- **Page extract**:

==================================================

Honourable Margaret McCain's address
2nd International Early Childhood Congress Hosted by OECD: "The Transition To School: Equity, Quality & Innovation"
Paris, France, June 15, 2018
Thank you Nathalie, honoured guests. I am pleased to share with you the thinking, which guides the work of the Margaret and Wallace McCain Family Foundation Inc. It is premised on quality early education as an effective promoter of equity, and equity as essential to democratic societies.
Educators are able to assess the equity gap in their classrooms on the first day of school. Some children arrived filled with excitement and anticipation; others with fears and tears. For many youngsters those initial anxieties persist until they leave school, often without the skills needed to navigate in an increasingly complex world.
Good practice can ease children’s transition to school and prepare them for success. When early educators and primary teachers have a common knowledge foundation and a shared pedagogy of play-based learning, children benefit.
But these strategies apply to children entering primary education with preschool experience. Our discussions must keep front of mind the one-in-three children below the age of four in OECD countries who do not participate in any early years programming. Neglecting children who never attend preschool while improving the experiences of the children who do, grows inequality.

==================================================

- **Data**:
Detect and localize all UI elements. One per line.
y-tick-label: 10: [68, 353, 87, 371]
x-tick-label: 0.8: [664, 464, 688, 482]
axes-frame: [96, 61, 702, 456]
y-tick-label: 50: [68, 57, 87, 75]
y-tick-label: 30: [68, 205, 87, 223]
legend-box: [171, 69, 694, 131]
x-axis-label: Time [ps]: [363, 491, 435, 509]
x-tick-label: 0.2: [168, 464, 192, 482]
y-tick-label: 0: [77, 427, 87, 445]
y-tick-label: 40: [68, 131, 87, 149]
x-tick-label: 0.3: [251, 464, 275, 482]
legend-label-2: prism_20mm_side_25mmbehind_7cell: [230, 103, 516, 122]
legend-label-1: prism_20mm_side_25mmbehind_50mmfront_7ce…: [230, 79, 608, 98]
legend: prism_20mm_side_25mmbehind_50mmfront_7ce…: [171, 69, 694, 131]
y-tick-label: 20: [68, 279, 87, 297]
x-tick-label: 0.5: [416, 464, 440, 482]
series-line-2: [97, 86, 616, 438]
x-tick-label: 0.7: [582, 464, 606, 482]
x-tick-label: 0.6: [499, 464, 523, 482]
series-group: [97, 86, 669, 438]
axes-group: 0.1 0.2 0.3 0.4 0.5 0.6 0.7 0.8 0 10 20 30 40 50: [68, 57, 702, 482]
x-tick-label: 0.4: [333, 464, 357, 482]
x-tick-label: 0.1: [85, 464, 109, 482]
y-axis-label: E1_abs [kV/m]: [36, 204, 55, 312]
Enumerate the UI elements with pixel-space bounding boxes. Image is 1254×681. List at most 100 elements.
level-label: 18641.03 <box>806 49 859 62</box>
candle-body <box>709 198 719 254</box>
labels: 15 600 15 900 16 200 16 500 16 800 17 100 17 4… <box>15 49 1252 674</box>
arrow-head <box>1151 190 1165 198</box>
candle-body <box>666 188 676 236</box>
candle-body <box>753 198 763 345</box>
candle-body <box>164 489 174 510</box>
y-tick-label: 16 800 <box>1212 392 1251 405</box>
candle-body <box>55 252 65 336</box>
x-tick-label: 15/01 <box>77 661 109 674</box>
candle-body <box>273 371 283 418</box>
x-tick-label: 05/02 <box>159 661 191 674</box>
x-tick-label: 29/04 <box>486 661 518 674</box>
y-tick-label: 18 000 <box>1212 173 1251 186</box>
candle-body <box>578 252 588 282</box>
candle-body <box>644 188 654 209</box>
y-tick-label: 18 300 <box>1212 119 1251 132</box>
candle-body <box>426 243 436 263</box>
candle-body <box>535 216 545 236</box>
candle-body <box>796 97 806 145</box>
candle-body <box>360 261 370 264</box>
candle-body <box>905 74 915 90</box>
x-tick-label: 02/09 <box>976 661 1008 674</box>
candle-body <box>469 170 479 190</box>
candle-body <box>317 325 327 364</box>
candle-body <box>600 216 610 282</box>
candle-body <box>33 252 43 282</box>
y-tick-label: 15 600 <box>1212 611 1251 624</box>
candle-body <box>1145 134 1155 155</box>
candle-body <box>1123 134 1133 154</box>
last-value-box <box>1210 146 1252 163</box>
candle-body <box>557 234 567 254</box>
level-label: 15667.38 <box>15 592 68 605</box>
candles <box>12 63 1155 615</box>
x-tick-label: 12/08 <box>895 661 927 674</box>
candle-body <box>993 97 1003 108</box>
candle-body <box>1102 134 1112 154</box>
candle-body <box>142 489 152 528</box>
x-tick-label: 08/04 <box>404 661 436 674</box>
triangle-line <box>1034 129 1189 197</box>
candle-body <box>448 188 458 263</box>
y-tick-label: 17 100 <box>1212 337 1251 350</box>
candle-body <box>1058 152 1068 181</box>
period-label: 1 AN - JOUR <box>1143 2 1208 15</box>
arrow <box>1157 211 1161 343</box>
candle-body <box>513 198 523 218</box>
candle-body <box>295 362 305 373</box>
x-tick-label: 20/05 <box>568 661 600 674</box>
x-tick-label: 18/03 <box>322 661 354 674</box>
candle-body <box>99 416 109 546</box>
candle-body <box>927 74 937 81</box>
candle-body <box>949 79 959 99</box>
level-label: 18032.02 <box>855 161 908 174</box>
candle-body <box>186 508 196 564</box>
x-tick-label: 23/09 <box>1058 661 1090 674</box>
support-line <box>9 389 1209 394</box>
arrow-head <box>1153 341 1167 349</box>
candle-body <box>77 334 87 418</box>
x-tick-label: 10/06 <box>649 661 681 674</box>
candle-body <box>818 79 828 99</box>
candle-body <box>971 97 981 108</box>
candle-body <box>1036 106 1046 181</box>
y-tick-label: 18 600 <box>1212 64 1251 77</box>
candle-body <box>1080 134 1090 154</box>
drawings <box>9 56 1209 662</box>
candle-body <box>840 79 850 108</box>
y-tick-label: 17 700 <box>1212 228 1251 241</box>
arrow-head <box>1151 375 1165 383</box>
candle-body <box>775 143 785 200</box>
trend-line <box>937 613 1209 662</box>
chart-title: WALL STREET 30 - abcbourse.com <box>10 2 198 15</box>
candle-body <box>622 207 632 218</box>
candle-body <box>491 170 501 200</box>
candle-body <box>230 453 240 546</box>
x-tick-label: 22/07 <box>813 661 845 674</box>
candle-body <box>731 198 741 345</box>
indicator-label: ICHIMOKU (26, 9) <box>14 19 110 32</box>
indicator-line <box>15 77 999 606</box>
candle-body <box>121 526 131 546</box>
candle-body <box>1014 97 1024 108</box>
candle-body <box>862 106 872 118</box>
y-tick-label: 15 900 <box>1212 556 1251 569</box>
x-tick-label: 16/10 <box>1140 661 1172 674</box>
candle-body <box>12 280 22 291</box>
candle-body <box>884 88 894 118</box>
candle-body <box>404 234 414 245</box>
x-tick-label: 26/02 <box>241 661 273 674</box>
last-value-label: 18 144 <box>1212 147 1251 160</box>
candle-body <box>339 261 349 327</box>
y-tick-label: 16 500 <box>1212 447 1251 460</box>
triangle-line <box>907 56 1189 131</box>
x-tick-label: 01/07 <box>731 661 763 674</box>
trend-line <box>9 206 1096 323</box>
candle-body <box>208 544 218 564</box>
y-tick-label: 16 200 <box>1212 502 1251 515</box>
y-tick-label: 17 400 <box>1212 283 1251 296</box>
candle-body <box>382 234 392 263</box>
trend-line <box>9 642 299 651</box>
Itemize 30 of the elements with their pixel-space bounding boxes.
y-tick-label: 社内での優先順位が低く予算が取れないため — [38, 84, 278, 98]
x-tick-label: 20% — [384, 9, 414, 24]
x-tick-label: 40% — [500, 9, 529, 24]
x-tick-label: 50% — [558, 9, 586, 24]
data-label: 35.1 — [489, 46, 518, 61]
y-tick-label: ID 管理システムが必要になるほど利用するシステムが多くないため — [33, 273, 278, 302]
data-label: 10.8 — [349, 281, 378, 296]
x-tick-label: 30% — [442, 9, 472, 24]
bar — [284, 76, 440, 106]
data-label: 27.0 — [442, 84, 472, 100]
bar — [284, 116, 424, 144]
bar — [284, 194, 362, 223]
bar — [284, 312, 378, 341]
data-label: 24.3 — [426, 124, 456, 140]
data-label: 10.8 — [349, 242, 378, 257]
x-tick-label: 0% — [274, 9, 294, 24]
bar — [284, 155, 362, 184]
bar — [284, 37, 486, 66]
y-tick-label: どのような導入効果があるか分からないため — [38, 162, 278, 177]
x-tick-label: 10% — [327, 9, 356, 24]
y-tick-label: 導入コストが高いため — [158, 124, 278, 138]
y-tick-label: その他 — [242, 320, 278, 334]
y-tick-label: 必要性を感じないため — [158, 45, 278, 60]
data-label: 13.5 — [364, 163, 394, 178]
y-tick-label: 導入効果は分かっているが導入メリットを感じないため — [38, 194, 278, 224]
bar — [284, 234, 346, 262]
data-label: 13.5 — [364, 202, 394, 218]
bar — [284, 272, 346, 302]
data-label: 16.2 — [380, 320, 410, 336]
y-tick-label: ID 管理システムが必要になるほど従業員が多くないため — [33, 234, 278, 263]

==================================================

- **Stated goal**:
Rewrite the part of Margaret McCain's address starting with "Good practice can" and going on through "do, grows inequality.", putting "kindergarten" wherever "preschool" appears.

- **Output below**:
Good practice can ease children’s transition to school and prepare them for success. When early educators and primary teachers have a common knowledge foundation and a shared pedagogy of play-based learning, children benefit.
But these strategies apply to children entering primary education with kindergarten experience. Our discussions must keep front of mind the one-in-three children below the age of four in OECD countries who do not participate in any early years programming. Neglecting children who never attend kindergarten while improving the experiences of the children who do, grows inequality.